→ Instructions for the task
Count the lines below that contain the word "title", and give only that number.

→ Input records
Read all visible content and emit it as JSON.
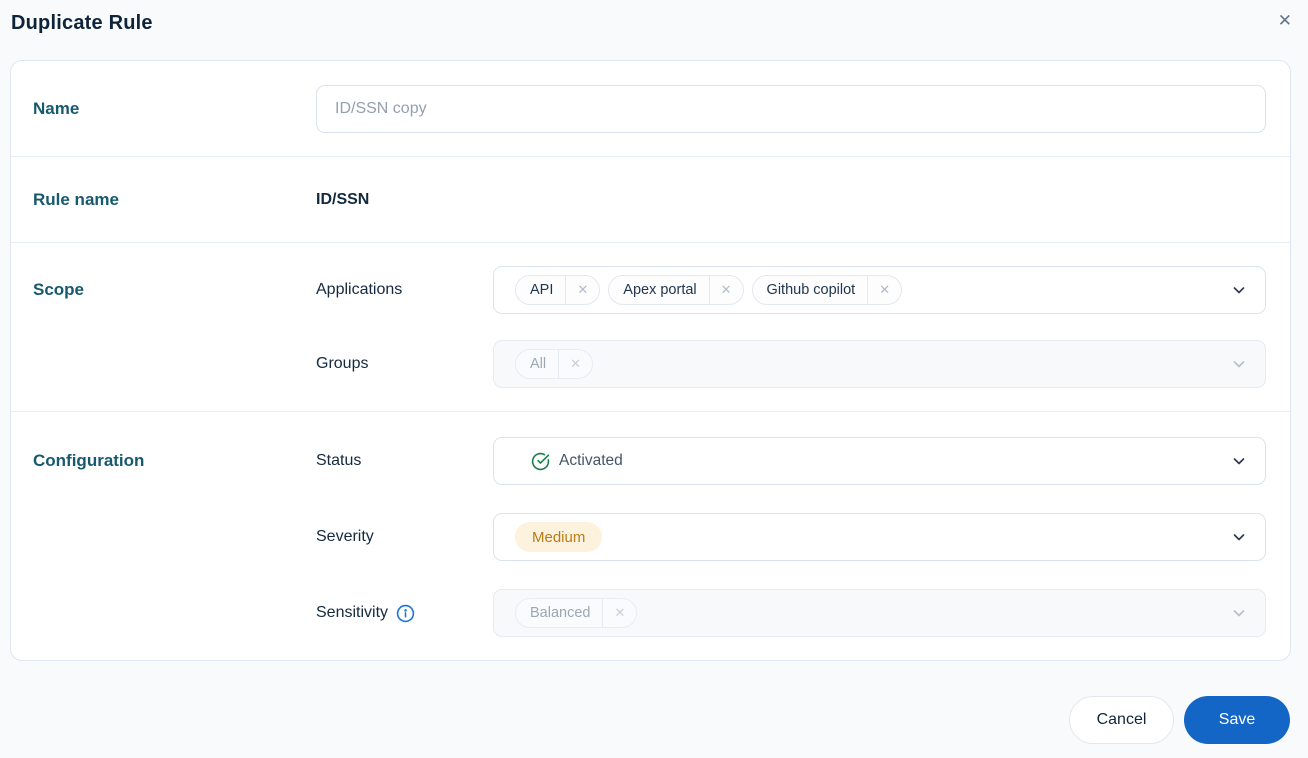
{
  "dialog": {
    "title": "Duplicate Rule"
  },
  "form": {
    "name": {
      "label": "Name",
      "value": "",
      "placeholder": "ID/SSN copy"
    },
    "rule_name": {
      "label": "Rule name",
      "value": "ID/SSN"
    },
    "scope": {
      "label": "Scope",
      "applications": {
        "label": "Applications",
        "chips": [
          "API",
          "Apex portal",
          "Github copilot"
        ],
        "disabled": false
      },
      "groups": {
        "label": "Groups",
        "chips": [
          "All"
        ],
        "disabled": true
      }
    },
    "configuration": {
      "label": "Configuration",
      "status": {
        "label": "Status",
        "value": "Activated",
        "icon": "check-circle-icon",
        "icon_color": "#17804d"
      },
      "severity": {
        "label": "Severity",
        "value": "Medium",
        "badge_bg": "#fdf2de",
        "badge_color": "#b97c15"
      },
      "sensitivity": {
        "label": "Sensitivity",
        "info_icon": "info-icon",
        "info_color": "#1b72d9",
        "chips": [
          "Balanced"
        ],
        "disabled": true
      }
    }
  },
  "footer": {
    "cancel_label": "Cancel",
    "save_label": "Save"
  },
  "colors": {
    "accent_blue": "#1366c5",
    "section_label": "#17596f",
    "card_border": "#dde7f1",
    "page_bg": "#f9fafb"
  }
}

--

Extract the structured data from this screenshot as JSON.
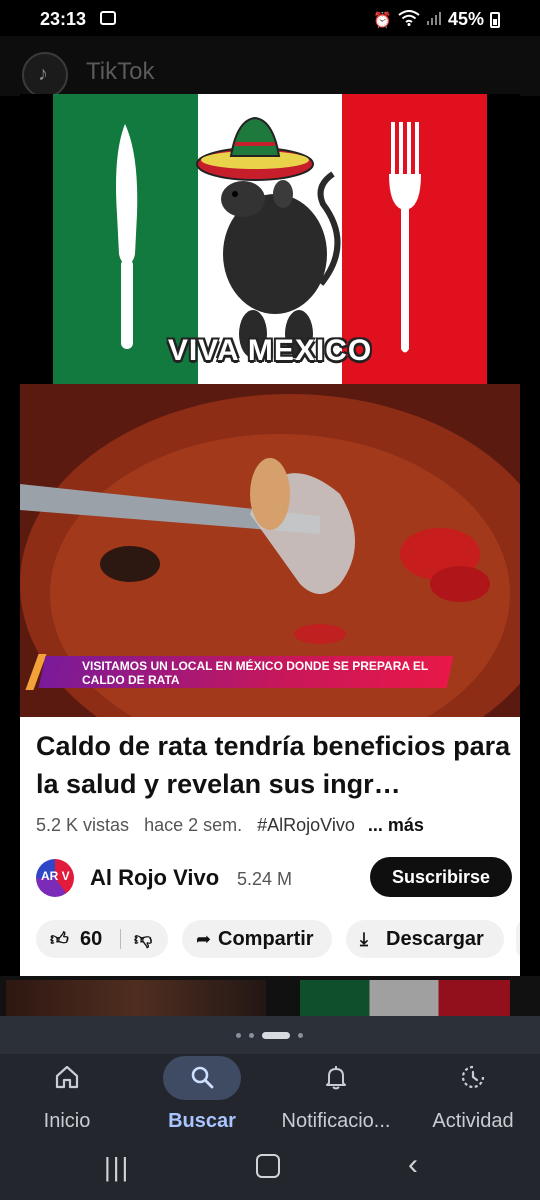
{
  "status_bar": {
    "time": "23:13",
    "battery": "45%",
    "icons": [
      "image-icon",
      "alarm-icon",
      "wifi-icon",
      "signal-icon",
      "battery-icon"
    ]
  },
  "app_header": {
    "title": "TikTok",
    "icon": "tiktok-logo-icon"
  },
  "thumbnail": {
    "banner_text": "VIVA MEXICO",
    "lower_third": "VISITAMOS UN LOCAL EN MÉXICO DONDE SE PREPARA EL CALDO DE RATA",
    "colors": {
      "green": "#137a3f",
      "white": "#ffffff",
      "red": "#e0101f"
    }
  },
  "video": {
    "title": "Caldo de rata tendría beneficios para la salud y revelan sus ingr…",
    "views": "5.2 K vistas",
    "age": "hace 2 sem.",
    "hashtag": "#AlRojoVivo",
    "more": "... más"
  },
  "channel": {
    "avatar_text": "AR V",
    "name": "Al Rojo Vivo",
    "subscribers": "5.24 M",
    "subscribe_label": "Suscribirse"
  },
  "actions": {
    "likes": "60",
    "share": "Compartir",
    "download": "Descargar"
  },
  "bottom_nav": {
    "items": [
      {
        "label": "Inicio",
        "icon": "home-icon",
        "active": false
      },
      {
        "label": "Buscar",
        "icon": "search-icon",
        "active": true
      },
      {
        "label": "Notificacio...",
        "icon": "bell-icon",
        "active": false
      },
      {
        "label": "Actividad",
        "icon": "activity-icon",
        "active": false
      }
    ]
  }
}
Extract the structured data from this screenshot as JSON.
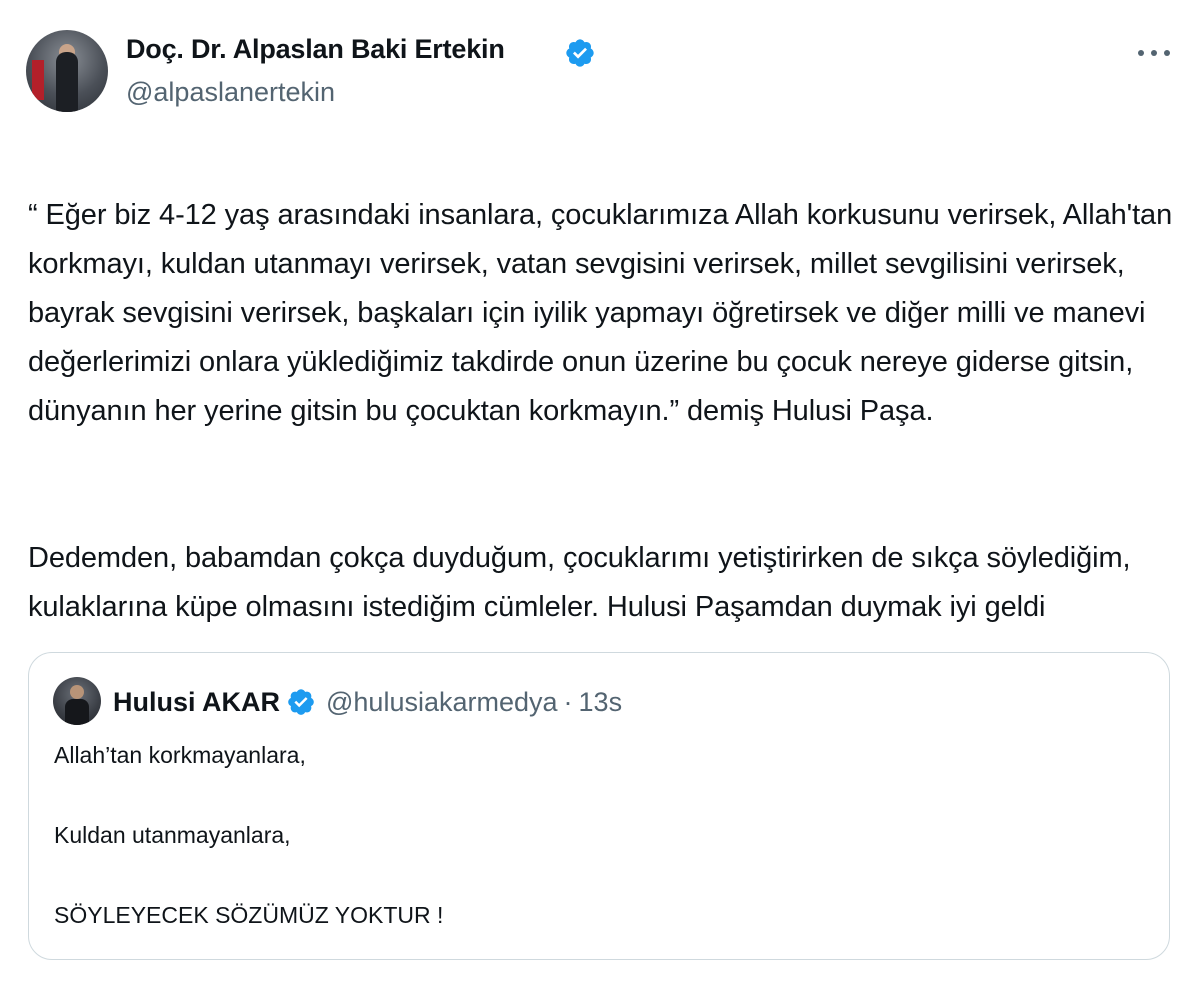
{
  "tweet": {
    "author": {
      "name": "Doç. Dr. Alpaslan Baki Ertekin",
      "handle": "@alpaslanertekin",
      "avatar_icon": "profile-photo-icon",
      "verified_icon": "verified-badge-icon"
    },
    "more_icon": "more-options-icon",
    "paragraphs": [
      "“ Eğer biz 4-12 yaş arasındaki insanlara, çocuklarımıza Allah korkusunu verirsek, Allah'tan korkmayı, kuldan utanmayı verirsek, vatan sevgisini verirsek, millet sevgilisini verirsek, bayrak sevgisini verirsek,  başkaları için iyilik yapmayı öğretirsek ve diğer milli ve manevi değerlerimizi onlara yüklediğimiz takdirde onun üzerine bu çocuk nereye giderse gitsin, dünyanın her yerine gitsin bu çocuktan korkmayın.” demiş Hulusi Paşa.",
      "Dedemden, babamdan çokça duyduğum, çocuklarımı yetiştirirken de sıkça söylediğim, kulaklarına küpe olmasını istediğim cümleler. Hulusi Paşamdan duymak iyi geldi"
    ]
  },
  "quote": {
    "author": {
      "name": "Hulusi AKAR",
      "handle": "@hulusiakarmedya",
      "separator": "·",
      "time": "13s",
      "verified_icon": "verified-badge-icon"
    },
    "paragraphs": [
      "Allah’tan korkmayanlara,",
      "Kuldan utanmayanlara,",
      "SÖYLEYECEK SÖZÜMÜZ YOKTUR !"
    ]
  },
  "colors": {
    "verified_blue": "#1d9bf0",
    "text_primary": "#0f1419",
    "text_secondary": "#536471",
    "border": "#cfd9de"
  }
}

→ Exercise output
3